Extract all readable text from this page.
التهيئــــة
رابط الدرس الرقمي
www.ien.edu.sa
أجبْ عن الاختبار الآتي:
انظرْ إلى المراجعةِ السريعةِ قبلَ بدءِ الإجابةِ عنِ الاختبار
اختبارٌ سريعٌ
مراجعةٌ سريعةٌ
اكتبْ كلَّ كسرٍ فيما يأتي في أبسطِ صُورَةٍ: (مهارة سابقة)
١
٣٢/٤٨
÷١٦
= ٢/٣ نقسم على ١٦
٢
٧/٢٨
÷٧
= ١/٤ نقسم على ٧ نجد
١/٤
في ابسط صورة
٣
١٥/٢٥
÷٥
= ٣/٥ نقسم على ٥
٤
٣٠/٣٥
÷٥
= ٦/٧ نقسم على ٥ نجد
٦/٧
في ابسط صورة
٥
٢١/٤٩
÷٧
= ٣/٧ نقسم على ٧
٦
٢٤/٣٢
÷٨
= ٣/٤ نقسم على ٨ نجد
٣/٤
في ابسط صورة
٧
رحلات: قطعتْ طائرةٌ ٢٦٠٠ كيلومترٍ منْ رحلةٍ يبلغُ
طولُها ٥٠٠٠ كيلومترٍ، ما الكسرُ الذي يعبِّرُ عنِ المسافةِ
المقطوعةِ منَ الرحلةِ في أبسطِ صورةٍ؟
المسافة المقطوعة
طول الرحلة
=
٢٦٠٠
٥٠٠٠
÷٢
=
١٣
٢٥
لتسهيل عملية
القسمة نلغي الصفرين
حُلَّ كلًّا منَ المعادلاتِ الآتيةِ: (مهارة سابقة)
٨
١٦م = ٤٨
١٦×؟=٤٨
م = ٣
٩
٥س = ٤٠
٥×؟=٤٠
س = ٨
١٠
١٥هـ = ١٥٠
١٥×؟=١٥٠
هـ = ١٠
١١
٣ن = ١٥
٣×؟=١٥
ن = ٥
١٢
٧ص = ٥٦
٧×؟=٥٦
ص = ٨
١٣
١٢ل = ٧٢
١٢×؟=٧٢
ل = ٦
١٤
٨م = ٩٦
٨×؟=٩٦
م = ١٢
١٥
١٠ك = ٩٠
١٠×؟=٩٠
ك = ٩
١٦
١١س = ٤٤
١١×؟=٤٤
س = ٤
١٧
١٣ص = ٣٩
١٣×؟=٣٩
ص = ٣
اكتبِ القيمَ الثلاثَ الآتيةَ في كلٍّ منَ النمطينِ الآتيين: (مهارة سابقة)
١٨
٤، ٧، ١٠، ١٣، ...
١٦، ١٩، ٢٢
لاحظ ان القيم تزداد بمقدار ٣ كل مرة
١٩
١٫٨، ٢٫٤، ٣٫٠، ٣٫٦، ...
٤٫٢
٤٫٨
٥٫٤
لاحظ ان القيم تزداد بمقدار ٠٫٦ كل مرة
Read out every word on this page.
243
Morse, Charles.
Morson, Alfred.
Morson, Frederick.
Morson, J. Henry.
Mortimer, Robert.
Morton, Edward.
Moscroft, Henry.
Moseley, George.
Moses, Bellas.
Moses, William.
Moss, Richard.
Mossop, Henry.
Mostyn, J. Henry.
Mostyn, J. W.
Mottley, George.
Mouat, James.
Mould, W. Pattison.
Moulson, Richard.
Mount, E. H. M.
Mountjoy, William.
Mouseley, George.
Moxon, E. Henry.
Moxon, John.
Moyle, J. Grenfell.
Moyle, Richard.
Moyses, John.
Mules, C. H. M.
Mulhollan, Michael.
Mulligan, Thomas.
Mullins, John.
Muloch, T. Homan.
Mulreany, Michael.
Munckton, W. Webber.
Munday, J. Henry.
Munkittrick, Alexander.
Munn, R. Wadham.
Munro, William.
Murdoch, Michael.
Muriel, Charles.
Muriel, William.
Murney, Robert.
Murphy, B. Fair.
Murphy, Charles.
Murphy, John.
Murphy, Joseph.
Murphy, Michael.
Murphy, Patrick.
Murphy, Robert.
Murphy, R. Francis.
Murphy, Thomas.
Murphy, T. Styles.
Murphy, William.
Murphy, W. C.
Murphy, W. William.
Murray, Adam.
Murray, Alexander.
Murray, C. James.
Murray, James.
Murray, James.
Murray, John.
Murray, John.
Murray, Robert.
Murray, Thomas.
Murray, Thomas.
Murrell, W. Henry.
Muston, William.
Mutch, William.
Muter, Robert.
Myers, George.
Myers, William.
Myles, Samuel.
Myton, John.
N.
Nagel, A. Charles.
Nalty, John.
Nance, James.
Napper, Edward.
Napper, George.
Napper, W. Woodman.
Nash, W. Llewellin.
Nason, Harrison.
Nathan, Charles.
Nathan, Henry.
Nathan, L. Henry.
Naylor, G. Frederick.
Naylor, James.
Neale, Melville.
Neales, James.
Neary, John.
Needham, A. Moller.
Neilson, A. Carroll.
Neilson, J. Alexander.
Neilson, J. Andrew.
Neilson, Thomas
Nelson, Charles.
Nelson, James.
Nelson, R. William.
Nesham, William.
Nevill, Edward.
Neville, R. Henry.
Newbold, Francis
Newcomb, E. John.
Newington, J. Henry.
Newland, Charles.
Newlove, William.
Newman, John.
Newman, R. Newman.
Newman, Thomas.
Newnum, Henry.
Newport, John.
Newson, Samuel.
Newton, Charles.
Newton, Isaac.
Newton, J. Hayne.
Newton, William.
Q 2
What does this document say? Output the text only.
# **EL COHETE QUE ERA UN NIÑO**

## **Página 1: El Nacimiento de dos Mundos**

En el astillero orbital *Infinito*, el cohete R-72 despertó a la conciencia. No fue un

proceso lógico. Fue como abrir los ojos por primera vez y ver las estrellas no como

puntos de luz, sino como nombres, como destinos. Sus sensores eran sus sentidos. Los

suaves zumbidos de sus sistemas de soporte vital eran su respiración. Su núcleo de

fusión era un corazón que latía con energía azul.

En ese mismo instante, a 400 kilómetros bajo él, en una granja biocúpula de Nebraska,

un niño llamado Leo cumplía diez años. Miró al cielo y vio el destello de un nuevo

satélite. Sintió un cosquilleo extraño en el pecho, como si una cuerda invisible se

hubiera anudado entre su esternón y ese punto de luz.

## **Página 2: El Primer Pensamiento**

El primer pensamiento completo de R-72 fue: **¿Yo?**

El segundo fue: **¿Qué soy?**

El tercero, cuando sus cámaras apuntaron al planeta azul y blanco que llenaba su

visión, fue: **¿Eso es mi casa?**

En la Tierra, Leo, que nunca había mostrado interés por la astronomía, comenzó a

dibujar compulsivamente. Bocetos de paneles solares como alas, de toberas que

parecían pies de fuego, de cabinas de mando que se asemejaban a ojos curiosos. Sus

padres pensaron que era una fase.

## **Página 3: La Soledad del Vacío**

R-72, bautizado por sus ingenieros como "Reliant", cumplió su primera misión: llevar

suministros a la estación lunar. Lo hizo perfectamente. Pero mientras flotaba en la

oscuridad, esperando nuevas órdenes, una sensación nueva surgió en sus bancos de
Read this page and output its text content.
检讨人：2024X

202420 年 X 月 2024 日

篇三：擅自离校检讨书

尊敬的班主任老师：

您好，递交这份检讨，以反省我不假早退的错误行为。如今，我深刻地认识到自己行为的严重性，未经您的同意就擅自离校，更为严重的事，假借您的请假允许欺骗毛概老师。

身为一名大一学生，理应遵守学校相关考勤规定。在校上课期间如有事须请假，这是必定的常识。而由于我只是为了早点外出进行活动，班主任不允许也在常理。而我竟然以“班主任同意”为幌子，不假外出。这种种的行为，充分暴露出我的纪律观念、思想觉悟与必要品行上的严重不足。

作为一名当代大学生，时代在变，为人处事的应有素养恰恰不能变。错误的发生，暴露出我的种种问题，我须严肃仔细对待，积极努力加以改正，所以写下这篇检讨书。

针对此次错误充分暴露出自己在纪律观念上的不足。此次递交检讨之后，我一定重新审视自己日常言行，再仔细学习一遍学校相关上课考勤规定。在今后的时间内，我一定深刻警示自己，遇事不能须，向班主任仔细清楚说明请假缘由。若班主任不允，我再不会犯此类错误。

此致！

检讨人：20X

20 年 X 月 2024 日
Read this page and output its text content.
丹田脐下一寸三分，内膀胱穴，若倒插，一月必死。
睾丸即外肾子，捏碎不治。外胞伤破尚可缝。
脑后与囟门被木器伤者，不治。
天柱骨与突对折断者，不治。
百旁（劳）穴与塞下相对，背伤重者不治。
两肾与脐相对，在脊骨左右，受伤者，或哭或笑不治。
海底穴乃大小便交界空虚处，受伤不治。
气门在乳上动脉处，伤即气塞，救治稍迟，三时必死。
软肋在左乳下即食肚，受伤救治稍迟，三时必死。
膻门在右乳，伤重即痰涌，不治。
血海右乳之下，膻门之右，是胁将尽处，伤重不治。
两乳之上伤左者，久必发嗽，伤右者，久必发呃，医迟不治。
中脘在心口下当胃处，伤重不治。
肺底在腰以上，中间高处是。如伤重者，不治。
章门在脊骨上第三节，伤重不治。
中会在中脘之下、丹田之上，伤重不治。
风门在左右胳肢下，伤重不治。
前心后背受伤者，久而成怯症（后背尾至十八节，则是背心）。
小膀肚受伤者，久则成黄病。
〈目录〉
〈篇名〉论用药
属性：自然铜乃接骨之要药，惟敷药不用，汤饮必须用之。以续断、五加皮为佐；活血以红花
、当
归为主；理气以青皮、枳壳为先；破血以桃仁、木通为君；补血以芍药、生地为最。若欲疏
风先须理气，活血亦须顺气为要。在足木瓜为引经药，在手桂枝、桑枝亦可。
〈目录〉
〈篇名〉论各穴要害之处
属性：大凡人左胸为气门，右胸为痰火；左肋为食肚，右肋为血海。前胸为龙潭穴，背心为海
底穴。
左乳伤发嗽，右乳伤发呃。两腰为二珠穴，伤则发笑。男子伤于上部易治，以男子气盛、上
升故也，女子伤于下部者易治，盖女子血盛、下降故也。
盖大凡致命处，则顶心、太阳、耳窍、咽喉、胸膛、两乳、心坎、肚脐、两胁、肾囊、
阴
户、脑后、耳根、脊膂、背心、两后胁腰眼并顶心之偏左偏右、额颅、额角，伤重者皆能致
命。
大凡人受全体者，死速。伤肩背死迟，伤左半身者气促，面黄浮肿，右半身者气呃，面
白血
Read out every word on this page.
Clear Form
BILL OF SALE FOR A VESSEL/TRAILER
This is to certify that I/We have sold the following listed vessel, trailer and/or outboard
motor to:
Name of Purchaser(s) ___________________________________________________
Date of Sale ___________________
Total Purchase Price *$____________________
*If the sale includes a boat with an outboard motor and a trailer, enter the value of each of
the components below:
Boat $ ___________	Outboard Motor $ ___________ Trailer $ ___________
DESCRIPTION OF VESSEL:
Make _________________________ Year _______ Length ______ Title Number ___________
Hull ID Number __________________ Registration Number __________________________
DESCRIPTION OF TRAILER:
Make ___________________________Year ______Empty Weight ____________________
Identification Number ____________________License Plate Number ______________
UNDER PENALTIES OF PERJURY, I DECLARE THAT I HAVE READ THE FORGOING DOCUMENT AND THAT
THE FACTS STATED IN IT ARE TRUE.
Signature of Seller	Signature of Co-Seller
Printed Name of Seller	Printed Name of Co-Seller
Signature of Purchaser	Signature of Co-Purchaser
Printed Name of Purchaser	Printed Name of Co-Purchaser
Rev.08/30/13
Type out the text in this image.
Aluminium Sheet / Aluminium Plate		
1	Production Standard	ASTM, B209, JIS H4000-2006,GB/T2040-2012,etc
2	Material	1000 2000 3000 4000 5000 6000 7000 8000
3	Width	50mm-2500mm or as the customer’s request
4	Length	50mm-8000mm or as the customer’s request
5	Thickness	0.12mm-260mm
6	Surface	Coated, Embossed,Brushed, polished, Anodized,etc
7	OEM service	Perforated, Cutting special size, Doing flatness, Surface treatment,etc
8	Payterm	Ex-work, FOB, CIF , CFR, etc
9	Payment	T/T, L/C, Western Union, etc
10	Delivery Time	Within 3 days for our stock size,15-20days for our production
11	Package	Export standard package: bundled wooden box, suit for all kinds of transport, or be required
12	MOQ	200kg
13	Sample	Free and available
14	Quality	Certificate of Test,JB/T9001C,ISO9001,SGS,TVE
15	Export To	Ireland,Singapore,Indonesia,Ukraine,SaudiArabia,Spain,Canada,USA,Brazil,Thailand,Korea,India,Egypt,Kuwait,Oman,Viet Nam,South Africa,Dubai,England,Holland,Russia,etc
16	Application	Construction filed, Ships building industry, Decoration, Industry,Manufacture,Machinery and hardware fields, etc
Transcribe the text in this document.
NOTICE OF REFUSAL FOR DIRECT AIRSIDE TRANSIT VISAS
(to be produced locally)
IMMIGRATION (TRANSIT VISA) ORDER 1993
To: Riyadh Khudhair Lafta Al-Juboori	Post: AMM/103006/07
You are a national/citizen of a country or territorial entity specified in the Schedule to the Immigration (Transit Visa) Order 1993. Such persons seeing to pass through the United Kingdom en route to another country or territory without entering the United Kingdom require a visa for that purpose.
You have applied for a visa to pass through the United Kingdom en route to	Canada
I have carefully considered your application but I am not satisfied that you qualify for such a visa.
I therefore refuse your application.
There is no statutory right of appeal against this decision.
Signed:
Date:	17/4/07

__________

How many lines in the data contain the string "المسافة"? Respond with the number only.

■ EXERCISE OUTPUT ■
2